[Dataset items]

▼

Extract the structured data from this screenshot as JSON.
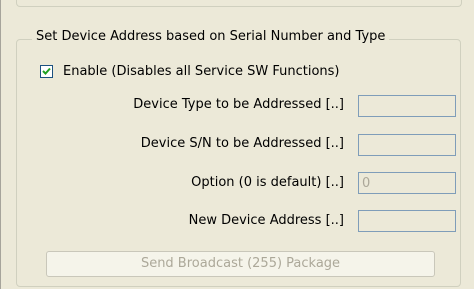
{
  "group": {
    "title": "Set Device Address based on Serial Number and Type"
  },
  "enable": {
    "label": "Enable (Disables all Service SW Functions)",
    "checked": true
  },
  "fields": [
    {
      "label": "Device Type to be Addressed [..]",
      "value": ""
    },
    {
      "label": "Device S/N to be Addressed [..]",
      "value": ""
    },
    {
      "label": "Option (0 is default) [..]",
      "value": "0"
    },
    {
      "label": "New Device Address [..]",
      "value": ""
    }
  ],
  "button": {
    "label": "Send Broadcast (255) Package"
  }
}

▲

Exercise description — Word for word, quote the full listing, omitting every picture.

The answer —
Extract the structured data from this screenshot as JSON.
{
  "group": {
    "title": "Set Device Address based on Serial Number and Type"
  },
  "enable": {
    "label": "Enable (Disables all Service SW Functions)",
    "checked": true
  },
  "fields": [
    {
      "label": "Device Type to be Addressed [..]",
      "value": ""
    },
    {
      "label": "Device S/N to be Addressed [..]",
      "value": ""
    },
    {
      "label": "Option (0 is default) [..]",
      "value": "0"
    },
    {
      "label": "New Device Address [..]",
      "value": ""
    }
  ],
  "button": {
    "label": "Send Broadcast (255) Package"
  }
}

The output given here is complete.